### Exercise 1
In the dog forum thread, rewrite the part from "Lab girl here!" to "dogs any day.", changing "snuggler" to "cuddler".
### Exercise 2
Translate this sentence from the dog forum thread into Spanish: "If you were in trouble, he'd make friends with whomever you had trouble with."

Lab girl here! I didn't get my dog for any purpose other than I fell in love with him the second I met him  ...while I love all dogs, I am more a fan of the big dogs - I feel a certain sense of security having him around...I know he would never pro actively hurt a fly, but if I was in trouble, I don't doubt for a second that he would come to my rescue...I never thought about people getting dogs for an "image", I simply thought people picked dogs based on what would fit into their lifestyle best (I prefer an activity dog to a purse dog)...

My dog isn't such a great conversationalist either, but he is a pretty decent listener and a great snuggler


----------



## Observer57 (Nov 25, 2007)

Gimme a really ugly looking English bulldog with big ol' jowls over the designer dogs any day.


----------



## Flanderian (Apr 30, 2008)

TheWardrobeGirl said:


> but if I was in trouble, I don't doubt for a second that he would come to my rescue...


Good thing you don't have a Golden. If you were in trouble, he'd make friends with whomever you had trouble with. :icon_smile:

For serious attacker eating, try a Kuvasz or BRT.


----------



## TheWardrobeGirl (Mar 24, 2008)

Flanderian said:


> Good thing you don't have a Golden. If you were in trouble, he'd make friends with whomever you had trouble with. :icon_smile:


You would be surprised - I actually thought that about my dog for the longest time...he makes friends with everyone and anyone and a couple of years ago I thought someone was breaking into my house and instead of barking up a storm, he was huddled under the bed with me as I called 911 (turns out it was the wind that set off my security system)...fast forward to about a week or so ago, I was in a situation where a guy wouldn't leave me alone and my dog came to my rescue (he put himself between us, paced back and forth and wouldn't let the guy get near me...in 6 years, I have NEVER seen him act that way) - I think they sense when there is REAL trouble or potential real trouble and act accordingly - I have faith in my guy


----------



## JayJay (Oct 8, 2007)

### Supplied information
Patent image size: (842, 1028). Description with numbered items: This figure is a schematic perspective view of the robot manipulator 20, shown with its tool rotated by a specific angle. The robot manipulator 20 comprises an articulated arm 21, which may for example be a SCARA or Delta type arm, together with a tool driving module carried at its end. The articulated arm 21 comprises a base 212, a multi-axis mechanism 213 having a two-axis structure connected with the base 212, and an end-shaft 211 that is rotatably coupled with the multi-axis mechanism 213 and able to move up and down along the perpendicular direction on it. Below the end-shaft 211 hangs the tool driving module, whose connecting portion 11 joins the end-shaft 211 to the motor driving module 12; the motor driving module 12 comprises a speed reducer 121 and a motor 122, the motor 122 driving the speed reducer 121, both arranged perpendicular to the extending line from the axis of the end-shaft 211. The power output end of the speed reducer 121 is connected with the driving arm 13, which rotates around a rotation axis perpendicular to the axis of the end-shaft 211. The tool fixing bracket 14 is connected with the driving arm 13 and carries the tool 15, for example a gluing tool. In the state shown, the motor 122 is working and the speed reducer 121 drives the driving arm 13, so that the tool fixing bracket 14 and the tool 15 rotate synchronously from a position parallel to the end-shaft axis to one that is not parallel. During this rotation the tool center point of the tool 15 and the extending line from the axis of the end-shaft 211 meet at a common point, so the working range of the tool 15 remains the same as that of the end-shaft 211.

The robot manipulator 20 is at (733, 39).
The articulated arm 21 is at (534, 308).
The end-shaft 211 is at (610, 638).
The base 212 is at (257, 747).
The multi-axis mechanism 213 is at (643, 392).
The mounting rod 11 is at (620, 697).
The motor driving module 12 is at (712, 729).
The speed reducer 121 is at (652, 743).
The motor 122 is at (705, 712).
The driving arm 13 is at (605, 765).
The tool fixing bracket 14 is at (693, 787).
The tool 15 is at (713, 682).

### Answer space 1
Lab girl here! I didn't get my dog for any purpose other than I fell in love with him the second I met him  ...while I love all dogs, I am more a fan of the big dogs - I feel a certain sense of security having him around...I know he would never pro actively hurt a fly, but if I was in trouble, I don't doubt for a second that he would come to my rescue...I never thought about people getting dogs for an "image", I simply thought people picked dogs based on what would fit into their lifestyle best (I prefer an activity dog to a purse dog)...

My dog isn't such a great conversationalist either, but he is a pretty decent listener and a great cuddler


----------



## Observer57 (Nov 25, 2007)

Gimme a really ugly looking English bulldog with big ol' jowls over the designer dogs any day.

### Answer space 2
Si estuvieras en apuros, se haría amigo de quienquiera con quien tuvieras problemas.